Records from a data collection
>>>

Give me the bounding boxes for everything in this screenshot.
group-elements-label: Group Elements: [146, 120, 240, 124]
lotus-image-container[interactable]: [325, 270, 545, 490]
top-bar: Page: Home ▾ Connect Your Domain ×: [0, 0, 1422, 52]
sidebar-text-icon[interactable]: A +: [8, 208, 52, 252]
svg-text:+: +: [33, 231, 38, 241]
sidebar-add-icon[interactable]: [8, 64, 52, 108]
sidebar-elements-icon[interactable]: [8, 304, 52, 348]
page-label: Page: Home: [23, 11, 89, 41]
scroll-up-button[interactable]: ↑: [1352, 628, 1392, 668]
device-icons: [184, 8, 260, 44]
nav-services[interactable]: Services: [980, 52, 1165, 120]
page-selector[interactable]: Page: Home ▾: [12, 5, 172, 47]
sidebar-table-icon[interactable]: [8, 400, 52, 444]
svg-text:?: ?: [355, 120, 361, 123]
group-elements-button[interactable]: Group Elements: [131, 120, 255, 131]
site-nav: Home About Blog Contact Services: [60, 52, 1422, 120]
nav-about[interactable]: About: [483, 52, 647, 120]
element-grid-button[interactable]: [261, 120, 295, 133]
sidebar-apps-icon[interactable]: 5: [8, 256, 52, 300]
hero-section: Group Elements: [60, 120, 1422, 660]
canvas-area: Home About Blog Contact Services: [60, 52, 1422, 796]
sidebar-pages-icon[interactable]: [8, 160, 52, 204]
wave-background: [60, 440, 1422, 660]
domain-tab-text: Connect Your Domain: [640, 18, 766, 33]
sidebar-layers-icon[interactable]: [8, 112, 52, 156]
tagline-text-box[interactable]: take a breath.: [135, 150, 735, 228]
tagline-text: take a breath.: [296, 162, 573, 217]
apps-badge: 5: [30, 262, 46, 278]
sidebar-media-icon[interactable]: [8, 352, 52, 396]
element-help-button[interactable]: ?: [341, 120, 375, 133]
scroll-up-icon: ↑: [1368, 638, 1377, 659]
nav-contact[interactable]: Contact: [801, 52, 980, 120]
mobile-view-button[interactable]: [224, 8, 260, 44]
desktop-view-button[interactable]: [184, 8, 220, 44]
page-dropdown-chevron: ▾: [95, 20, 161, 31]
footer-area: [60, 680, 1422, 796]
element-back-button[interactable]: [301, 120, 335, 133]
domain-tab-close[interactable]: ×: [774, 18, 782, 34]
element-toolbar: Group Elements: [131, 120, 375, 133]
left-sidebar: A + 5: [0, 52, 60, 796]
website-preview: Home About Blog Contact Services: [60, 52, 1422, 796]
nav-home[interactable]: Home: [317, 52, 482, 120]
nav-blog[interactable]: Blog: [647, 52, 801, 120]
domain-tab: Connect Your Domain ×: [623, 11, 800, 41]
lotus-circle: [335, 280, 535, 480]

<<<

Retype the records word for word, from the very beginning through the line containing "scroll-up-icon: ↑: [1368, 638, 1377, 659]".

| Output below |
Give me the bounding boxes for everything in this screenshot.
group-elements-label: Group Elements: [146, 120, 240, 124]
lotus-image-container[interactable]: [325, 270, 545, 490]
top-bar: Page: Home ▾ Connect Your Domain ×: [0, 0, 1422, 52]
sidebar-text-icon[interactable]: A +: [8, 208, 52, 252]
svg-text:+: +: [33, 231, 38, 241]
sidebar-add-icon[interactable]: [8, 64, 52, 108]
sidebar-elements-icon[interactable]: [8, 304, 52, 348]
page-label: Page: Home: [23, 11, 89, 41]
scroll-up-button[interactable]: ↑: [1352, 628, 1392, 668]
device-icons: [184, 8, 260, 44]
nav-services[interactable]: Services: [980, 52, 1165, 120]
page-selector[interactable]: Page: Home ▾: [12, 5, 172, 47]
sidebar-table-icon[interactable]: [8, 400, 52, 444]
svg-text:?: ?: [355, 120, 361, 123]
group-elements-button[interactable]: Group Elements: [131, 120, 255, 131]
site-nav: Home About Blog Contact Services: [60, 52, 1422, 120]
nav-about[interactable]: About: [483, 52, 647, 120]
element-grid-button[interactable]: [261, 120, 295, 133]
sidebar-apps-icon[interactable]: 5: [8, 256, 52, 300]
hero-section: Group Elements: [60, 120, 1422, 660]
canvas-area: Home About Blog Contact Services: [60, 52, 1422, 796]
sidebar-pages-icon[interactable]: [8, 160, 52, 204]
wave-background: [60, 440, 1422, 660]
domain-tab-text: Connect Your Domain: [640, 18, 766, 33]
sidebar-layers-icon[interactable]: [8, 112, 52, 156]
tagline-text-box[interactable]: take a breath.: [135, 150, 735, 228]
tagline-text: take a breath.: [296, 162, 573, 217]
apps-badge: 5: [30, 262, 46, 278]
sidebar-media-icon[interactable]: [8, 352, 52, 396]
element-help-button[interactable]: ?: [341, 120, 375, 133]
scroll-up-icon: ↑: [1368, 638, 1377, 659]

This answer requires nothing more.